*** RECORDS SHOWN ***
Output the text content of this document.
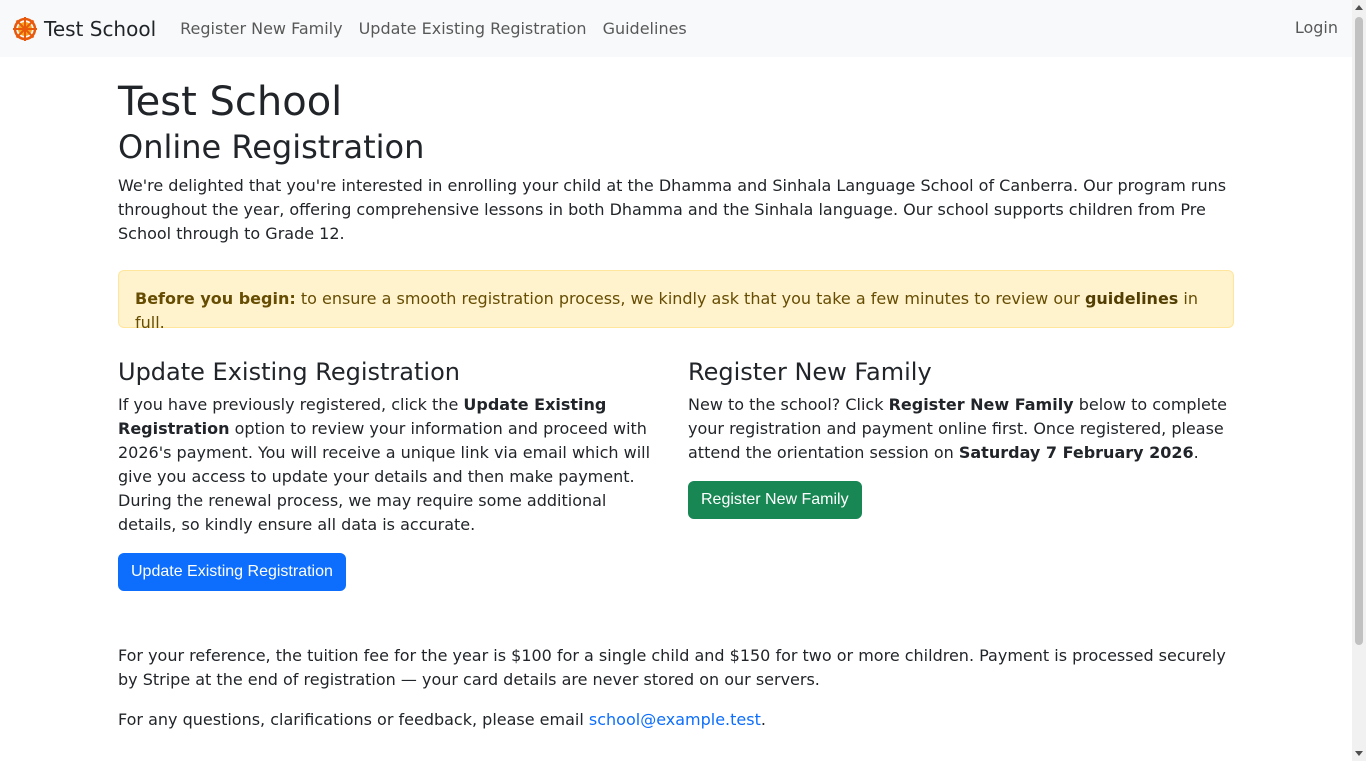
Test School	Register New Family	Update Existing Registration	Guidelines	Login
Test School
Online Registration

We're delighted that you're interested in enrolling your child at the Dhamma and Sinhala Language School of Canberra. Our program runs throughout the year, offering comprehensive lessons in both Dhamma and the Sinhala language. Our school supports children from Pre School through to Grade 12.

Before you begin: to ensure a smooth registration process, we kindly ask that you take a few minutes to review our guidelines in full.
Update Existing Registration

If you have previously registered, click the Update Existing Registration option to review your information and proceed with 2026's payment. You will receive a unique link via email which will give you access to update your details and then make payment. During the renewal process, we may require some additional details, so kindly ensure all data is accurate.

Update Existing Registration
Register New Family

New to the school? Click Register New Family below to complete your registration and payment online first. Once registered, please attend the orientation session on Saturday 7 February 2026.

Register New Family

For your reference, the tuition fee for the year is $100 for a single child and $150 for two or more children. Payment is processed securely by Stripe at the end of registration — your card details are never stored on our servers.

For any questions, clarifications or feedback, please email school@example.test.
***
● EXERCISE TASK
Read through the data and copy every line where "email" shows up.

● SOLUTION
If you have previously registered, click the Update Existing Registration option to review your information and proceed with 2026's payment. You will receive a unique link via email which will give you access to update your details and then make payment. During the renewal process, we may require some additional details, so kindly ensure all data is accurate.
For any questions, clarifications or feedback, please email school@example.test.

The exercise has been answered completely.